_Required task_. The entries below should be output exactly as written.

_Provided data_.
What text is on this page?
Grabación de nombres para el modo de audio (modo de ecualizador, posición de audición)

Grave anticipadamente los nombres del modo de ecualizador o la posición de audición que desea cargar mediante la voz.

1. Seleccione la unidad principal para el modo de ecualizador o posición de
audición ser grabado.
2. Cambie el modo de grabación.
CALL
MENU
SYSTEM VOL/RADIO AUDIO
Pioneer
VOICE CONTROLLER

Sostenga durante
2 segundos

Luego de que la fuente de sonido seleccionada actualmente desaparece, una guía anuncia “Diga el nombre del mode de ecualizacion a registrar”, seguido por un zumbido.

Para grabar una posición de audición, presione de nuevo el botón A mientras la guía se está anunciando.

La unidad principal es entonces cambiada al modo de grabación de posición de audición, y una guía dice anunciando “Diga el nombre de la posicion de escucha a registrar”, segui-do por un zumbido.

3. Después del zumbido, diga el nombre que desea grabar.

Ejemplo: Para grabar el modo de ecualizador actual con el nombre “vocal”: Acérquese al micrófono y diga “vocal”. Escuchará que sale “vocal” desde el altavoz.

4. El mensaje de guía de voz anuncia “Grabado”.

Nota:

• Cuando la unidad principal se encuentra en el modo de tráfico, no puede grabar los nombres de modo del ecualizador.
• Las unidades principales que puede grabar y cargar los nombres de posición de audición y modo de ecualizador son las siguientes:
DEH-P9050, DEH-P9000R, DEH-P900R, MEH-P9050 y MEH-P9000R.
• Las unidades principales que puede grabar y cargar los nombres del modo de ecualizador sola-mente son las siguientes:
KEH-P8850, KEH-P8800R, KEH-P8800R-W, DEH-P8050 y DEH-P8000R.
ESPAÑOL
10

_The response_.
What text is on this page?
Grabación de nombres para el modo de audio (modo de ecualizador, posición de audición)

Grave anticipadamente los nombres del modo de ecualizador o la posición de audición que desea cargar mediante la voz.

1. Seleccione la unidad principal para el modo de ecualizador o posición de
audición ser grabado.
2. Cambie el modo de grabación.
CALL
MENU
SYSTEM VOL/RADIO AUDIO
Pioneer
VOICE CONTROLLER

Sostenga durante
2 segundos

Luego de que la fuente de sonido seleccionada actualmente desaparece, una guía anuncia “Diga el nombre del mode de ecualizacion a registrar”, seguido por un zumbido.

Para grabar una posición de audición, presione de nuevo el botón A mientras la guía se está anunciando.

La unidad principal es entonces cambiada al modo de grabación de posición de audición, y una guía dice anunciando “Diga el nombre de la posicion de escucha a registrar”, segui-do por un zumbido.

3. Después del zumbido, diga el nombre que desea grabar.

Ejemplo: Para grabar el modo de ecualizador actual con el nombre “vocal”: Acérquese al micrófono y diga “vocal”. Escuchará que sale “vocal” desde el altavoz.

4. El mensaje de guía de voz anuncia “Grabado”.

Nota:

• Cuando la unidad principal se encuentra en el modo de tráfico, no puede grabar los nombres de modo del ecualizador.
• Las unidades principales que puede grabar y cargar los nombres de posición de audición y modo de ecualizador son las siguientes:
DEH-P9050, DEH-P9000R, DEH-P900R, MEH-P9050 y MEH-P9000R.
• Las unidades principales que puede grabar y cargar los nombres del modo de ecualizador sola-mente son las siguientes:
KEH-P8850, KEH-P8800R, KEH-P8800R-W, DEH-P8050 y DEH-P8000R.
ESPAÑOL
10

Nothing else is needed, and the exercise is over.